**Exercise data**
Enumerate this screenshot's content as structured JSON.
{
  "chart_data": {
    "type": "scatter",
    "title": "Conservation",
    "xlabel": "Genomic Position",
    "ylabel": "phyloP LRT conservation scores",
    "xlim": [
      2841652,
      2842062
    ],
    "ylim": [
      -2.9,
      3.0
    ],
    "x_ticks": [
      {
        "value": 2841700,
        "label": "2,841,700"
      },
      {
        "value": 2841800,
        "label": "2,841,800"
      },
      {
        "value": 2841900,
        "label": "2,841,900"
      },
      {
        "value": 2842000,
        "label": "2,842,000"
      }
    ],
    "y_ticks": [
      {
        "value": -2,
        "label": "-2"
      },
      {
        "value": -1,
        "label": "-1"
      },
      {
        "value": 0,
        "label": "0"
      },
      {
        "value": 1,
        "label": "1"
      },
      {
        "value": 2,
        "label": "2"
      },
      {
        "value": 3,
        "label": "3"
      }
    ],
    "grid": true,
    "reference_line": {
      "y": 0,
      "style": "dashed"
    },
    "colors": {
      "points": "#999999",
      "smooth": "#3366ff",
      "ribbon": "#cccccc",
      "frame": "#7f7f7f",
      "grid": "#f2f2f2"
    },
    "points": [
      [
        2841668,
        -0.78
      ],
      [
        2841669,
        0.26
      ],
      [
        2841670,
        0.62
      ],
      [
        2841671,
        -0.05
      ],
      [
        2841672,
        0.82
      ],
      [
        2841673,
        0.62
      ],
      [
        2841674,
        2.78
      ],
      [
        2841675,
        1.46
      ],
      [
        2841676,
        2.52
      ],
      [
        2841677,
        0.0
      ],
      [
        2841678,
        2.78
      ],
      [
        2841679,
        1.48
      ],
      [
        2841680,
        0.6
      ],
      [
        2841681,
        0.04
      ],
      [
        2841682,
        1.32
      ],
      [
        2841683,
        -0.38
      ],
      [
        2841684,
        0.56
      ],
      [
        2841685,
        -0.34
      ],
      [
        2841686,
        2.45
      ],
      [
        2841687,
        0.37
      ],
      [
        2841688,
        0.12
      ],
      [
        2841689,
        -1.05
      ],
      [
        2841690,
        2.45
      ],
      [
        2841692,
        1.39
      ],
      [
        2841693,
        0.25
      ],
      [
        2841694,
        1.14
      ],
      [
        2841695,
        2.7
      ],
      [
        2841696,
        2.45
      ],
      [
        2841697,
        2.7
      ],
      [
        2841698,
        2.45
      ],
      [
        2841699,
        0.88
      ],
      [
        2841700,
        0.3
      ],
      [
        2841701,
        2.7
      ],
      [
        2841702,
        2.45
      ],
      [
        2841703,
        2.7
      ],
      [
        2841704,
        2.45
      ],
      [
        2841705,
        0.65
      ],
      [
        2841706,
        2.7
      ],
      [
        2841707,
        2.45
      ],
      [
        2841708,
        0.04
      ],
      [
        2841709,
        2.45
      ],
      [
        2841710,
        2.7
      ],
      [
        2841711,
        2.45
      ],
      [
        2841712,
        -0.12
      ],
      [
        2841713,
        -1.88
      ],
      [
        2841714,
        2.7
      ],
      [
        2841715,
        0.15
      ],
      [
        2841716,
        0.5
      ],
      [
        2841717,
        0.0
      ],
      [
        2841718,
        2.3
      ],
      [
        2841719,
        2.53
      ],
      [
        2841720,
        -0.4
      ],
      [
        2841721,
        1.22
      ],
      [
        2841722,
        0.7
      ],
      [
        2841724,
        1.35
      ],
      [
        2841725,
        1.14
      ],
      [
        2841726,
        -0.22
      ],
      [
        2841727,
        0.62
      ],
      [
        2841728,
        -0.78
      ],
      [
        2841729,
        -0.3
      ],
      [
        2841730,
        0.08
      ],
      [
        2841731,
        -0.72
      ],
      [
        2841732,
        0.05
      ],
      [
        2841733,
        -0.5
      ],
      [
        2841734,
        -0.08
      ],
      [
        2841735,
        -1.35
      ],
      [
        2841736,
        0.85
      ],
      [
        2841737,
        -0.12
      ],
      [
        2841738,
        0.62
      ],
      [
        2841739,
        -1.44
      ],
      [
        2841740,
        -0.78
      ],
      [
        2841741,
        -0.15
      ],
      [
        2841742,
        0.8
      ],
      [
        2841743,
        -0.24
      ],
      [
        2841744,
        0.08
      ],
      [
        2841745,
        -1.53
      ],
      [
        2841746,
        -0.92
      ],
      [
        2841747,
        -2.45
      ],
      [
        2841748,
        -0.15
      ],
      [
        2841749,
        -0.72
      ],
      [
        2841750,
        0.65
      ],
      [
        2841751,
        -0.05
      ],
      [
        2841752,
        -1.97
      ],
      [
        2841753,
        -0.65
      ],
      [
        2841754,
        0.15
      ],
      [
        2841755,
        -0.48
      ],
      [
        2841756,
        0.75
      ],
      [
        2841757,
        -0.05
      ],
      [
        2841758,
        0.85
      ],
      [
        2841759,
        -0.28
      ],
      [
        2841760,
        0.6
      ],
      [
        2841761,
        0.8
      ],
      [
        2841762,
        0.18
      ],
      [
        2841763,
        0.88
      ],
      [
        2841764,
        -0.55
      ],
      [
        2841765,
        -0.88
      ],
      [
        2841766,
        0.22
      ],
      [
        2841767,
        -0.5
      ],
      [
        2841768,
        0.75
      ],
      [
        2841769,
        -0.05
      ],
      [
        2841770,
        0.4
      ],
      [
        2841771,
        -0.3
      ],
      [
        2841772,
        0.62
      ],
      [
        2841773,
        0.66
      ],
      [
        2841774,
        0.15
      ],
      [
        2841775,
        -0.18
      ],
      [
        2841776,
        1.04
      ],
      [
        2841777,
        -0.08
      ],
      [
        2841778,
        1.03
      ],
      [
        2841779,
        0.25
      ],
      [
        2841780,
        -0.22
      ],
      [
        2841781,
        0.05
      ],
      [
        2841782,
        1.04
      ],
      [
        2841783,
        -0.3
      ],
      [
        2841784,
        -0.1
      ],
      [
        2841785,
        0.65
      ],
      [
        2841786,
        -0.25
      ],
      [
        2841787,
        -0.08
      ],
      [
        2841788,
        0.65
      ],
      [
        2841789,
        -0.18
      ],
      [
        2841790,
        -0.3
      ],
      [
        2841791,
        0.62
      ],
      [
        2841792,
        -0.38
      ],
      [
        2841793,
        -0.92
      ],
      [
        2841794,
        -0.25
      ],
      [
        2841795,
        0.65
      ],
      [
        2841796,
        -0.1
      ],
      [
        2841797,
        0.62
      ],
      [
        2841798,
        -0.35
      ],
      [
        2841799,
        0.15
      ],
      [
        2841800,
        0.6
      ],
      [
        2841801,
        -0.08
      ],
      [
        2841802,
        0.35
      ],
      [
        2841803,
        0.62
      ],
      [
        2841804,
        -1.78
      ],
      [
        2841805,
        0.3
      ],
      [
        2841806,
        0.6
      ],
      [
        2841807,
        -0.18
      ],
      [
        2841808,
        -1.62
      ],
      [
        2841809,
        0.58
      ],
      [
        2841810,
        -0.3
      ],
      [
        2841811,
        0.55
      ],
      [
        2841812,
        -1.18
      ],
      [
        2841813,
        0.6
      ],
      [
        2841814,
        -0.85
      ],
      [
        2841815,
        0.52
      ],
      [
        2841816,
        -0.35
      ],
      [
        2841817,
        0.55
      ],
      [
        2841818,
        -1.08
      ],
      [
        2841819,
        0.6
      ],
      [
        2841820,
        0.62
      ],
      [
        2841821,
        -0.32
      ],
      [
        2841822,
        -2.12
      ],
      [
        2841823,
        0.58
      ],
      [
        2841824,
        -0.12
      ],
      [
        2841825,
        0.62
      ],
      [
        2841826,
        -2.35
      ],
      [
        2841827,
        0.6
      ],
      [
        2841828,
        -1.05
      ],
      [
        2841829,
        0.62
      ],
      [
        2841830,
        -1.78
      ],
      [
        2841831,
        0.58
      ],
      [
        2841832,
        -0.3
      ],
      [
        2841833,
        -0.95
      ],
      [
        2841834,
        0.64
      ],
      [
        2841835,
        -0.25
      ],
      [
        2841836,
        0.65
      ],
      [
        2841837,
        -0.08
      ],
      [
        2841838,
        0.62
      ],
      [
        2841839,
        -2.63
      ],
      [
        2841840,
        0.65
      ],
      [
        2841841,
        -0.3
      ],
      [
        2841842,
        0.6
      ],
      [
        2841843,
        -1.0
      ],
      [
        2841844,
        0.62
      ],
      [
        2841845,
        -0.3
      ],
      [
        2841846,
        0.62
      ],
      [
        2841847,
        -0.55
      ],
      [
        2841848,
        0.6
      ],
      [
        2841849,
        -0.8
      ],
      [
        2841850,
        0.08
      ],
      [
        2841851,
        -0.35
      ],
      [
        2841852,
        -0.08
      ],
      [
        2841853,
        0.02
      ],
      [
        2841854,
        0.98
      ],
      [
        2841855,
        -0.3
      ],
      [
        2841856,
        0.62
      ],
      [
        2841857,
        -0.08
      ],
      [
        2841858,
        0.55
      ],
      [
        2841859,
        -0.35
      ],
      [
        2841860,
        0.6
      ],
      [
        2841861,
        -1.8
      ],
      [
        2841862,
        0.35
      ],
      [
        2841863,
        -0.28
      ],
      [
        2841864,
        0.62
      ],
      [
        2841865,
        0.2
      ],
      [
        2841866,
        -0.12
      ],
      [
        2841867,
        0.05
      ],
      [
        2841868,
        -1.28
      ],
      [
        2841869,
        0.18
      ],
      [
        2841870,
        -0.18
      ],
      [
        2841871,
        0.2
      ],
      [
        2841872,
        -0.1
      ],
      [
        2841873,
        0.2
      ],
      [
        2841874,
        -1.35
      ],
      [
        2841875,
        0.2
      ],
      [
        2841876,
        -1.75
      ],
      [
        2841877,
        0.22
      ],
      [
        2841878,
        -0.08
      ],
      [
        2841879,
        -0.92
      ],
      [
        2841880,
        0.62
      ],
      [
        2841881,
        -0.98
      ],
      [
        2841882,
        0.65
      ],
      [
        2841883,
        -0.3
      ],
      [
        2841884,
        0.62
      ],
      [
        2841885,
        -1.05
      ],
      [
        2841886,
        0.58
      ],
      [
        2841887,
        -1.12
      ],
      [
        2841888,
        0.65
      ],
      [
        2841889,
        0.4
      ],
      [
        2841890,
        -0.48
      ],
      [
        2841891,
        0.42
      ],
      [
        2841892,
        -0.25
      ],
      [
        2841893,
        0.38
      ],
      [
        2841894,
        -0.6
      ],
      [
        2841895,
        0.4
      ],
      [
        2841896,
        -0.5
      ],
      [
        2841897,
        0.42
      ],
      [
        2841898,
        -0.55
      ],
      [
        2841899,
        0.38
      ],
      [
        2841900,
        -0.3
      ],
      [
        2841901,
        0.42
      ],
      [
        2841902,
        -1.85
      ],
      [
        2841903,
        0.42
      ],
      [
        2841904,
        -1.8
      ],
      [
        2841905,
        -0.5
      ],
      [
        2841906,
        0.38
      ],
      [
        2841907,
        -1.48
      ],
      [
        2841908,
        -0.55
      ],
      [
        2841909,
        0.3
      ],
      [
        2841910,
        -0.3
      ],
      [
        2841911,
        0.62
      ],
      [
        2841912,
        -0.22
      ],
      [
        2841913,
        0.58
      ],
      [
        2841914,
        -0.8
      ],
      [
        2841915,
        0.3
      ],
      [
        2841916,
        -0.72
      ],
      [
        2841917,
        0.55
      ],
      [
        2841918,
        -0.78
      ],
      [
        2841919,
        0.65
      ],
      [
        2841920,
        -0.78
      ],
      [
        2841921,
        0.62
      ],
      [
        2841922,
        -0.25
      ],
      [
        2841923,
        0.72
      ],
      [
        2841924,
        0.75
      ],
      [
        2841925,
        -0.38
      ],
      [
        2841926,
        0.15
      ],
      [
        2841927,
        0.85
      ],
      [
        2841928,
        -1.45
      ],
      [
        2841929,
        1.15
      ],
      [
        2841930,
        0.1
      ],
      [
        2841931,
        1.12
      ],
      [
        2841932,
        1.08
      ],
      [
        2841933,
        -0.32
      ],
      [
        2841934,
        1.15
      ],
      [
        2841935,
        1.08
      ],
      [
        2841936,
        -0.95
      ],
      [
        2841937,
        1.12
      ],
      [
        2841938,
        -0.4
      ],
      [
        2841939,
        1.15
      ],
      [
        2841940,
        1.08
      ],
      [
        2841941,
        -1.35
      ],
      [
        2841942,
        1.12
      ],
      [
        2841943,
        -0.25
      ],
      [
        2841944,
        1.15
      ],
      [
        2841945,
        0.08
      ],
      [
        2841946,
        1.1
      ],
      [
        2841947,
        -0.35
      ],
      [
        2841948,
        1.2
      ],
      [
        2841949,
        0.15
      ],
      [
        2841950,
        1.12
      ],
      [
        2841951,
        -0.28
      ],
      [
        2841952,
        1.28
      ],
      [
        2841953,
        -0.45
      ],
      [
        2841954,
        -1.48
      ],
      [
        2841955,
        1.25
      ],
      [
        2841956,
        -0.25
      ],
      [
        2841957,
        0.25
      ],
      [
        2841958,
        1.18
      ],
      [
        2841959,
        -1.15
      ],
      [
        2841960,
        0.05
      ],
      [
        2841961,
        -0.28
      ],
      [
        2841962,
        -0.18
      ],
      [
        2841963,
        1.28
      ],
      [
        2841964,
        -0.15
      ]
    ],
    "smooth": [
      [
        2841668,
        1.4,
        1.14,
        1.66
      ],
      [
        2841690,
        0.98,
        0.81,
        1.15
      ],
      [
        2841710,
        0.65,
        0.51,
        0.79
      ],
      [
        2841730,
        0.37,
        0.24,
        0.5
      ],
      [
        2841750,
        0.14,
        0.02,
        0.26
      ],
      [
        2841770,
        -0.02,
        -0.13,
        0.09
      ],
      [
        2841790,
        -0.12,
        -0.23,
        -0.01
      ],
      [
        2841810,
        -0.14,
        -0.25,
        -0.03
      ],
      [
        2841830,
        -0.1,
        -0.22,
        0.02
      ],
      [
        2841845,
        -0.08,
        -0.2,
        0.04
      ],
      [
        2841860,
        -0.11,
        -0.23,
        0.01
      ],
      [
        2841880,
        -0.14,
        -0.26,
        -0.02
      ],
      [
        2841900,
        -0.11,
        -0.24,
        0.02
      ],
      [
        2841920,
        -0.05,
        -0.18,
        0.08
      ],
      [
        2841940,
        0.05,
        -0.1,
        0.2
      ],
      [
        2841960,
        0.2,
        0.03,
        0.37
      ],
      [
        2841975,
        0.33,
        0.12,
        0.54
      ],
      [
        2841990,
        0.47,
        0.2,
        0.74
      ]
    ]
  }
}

**Problem**
Each line of the listing above that includes the word "value" should be copied.

**Result**
        "value": 2841700,
        "value": 2841800,
        "value": 2841900,
        "value": 2842000,
        "value": -2,
        "value": -1,
        "value": 0,
        "value": 1,
        "value": 2,
        "value": 3,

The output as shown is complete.